◆ **PROBLEM REQUIREMENTS**: From the entries below, please gather each line containing the string "para".

◆ **PROVIDED MATERIAL**:
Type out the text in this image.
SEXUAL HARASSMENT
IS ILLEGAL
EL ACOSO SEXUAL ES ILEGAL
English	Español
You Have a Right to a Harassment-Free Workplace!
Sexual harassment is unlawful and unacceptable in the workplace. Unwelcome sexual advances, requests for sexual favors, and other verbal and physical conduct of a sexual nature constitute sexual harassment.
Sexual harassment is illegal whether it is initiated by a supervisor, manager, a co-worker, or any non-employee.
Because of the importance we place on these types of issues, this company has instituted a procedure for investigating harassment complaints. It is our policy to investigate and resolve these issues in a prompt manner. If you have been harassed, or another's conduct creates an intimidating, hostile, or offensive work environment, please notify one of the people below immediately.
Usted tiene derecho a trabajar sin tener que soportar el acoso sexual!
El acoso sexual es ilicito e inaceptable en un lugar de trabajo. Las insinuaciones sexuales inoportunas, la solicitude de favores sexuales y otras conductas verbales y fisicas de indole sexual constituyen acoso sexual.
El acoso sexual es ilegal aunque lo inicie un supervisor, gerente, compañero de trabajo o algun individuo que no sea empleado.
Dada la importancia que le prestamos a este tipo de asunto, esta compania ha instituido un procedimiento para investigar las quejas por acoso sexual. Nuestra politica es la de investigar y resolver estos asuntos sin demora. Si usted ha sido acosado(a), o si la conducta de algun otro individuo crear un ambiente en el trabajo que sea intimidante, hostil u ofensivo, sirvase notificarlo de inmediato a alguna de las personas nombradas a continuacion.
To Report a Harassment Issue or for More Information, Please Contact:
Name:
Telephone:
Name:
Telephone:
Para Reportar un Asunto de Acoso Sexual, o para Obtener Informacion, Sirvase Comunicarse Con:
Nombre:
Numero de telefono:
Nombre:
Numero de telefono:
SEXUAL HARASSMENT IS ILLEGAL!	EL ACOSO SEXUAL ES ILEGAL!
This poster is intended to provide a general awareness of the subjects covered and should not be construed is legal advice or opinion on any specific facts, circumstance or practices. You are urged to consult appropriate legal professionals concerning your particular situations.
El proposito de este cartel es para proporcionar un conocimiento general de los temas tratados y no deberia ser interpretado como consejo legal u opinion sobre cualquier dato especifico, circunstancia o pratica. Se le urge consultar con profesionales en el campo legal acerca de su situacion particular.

◆ **SOLVED PROBLEM**:
Dada la importancia que le prestamos a este tipo de asunto, esta compania ha instituido un procedimiento para investigar las quejas por acoso sexual. Nuestra politica es la de investigar y resolver estos asuntos sin demora. Si usted ha sido acosado(a), o si la conducta de algun otro individuo crear un ambiente en el trabajo que sea intimidante, hostil u ofensivo, sirvase notificarlo de inmediato a alguna de las personas nombradas a continuacion.
Para Reportar un Asunto de Acoso Sexual, o para Obtener Informacion, Sirvase Comunicarse Con:
El proposito de este cartel es para proporcionar un conocimiento general de los temas tratados y no deberia ser interpretado como consejo legal u opinion sobre cualquier dato especifico, circunstancia o pratica. Se le urge consultar con profesionales en el campo legal acerca de su situacion particular.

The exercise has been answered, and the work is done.